### [Requirements]
Set the listing down again in full, word for word, with the pictures left out.

--- BEGIN Records to process ---

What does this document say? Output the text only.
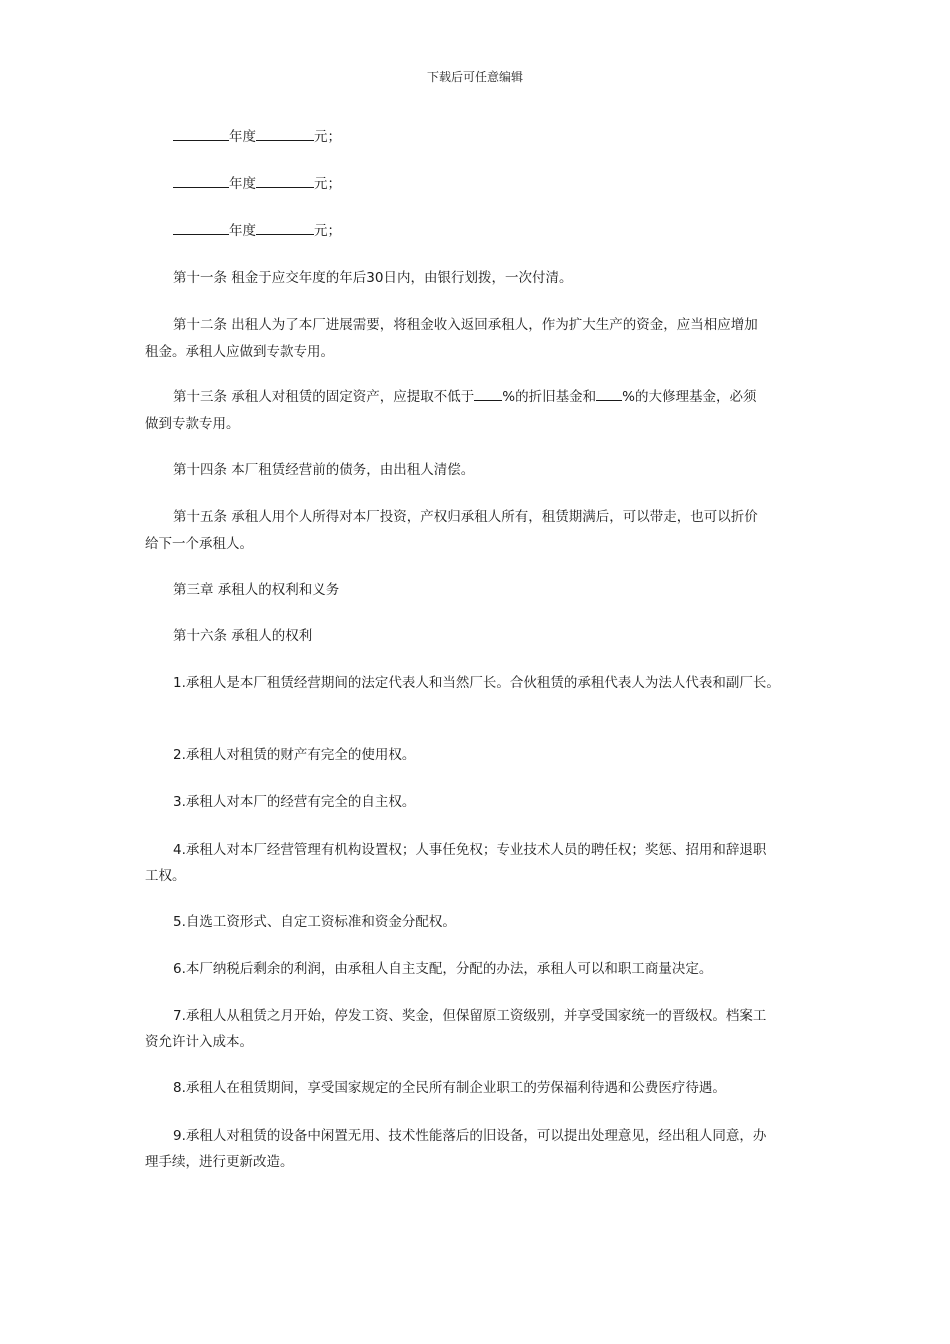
下载后可任意编辑
年度	元；
年度	元；
年度	元；
第十一条 租金于应交年度的年后30日内，由银行划拨，一次付清。
第十二条 出租人为了本厂进展需要，将租金收入返回承租人，作为扩大生产的资金，应当相应增加
租金。承租人应做到专款专用。
第十三条 承租人对租赁的固定资产，应提取不低于 %的折旧基金和 %的大修理基金，必须
做到专款专用。
第十四条 本厂租赁经营前的债务，由出租人清偿。
第十五条 承租人用个人所得对本厂投资，产权归承租人所有，租赁期满后，可以带走，也可以折价
给下一个承租人。
第三章 承租人的权利和义务
第十六条 承租人的权利
1.承租人是本厂租赁经营期间的法定代表人和当然厂长。合伙租赁的承租代表人为法人代表和副厂长。
2.承租人对租赁的财产有完全的使用权。
3.承租人对本厂的经营有完全的自主权。
4.承租人对本厂经营管理有机构设置权；人事任免权；专业技术人员的聘任权；奖惩、招用和辞退职
工权。
5.自选工资形式、自定工资标准和资金分配权。
6.本厂纳税后剩余的利润，由承租人自主支配，分配的办法，承租人可以和职工商量决定。
7.承租人从租赁之月开始，停发工资、奖金，但保留原工资级别，并享受国家统一的晋级权。档案工
资允许计入成本。
8.承租人在租赁期间，享受国家规定的全民所有制企业职工的劳保福利待遇和公费医疗待遇。
9.承租人对租赁的设备中闲置无用、技术性能落后的旧设备，可以提出处理意见，经出租人同意，办
理手续，进行更新改造。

--- END Records to process ---

### [Full solution]
What does this document say? Output the text only.
下载后可任意编辑
年度	元；
年度	元；
年度	元；
第十一条 租金于应交年度的年后30日内，由银行划拨，一次付清。
第十二条 出租人为了本厂进展需要，将租金收入返回承租人，作为扩大生产的资金，应当相应增加
租金。承租人应做到专款专用。
第十三条 承租人对租赁的固定资产，应提取不低于 %的折旧基金和 %的大修理基金，必须
做到专款专用。
第十四条 本厂租赁经营前的债务，由出租人清偿。
第十五条 承租人用个人所得对本厂投资，产权归承租人所有，租赁期满后，可以带走，也可以折价
给下一个承租人。
第三章 承租人的权利和义务
第十六条 承租人的权利
1.承租人是本厂租赁经营期间的法定代表人和当然厂长。合伙租赁的承租代表人为法人代表和副厂长。
2.承租人对租赁的财产有完全的使用权。
3.承租人对本厂的经营有完全的自主权。
4.承租人对本厂经营管理有机构设置权；人事任免权；专业技术人员的聘任权；奖惩、招用和辞退职
工权。
5.自选工资形式、自定工资标准和资金分配权。
6.本厂纳税后剩余的利润，由承租人自主支配，分配的办法，承租人可以和职工商量决定。
7.承租人从租赁之月开始，停发工资、奖金，但保留原工资级别，并享受国家统一的晋级权。档案工
资允许计入成本。
8.承租人在租赁期间，享受国家规定的全民所有制企业职工的劳保福利待遇和公费医疗待遇。
9.承租人对租赁的设备中闲置无用、技术性能落后的旧设备，可以提出处理意见，经出租人同意，办
理手续，进行更新改造。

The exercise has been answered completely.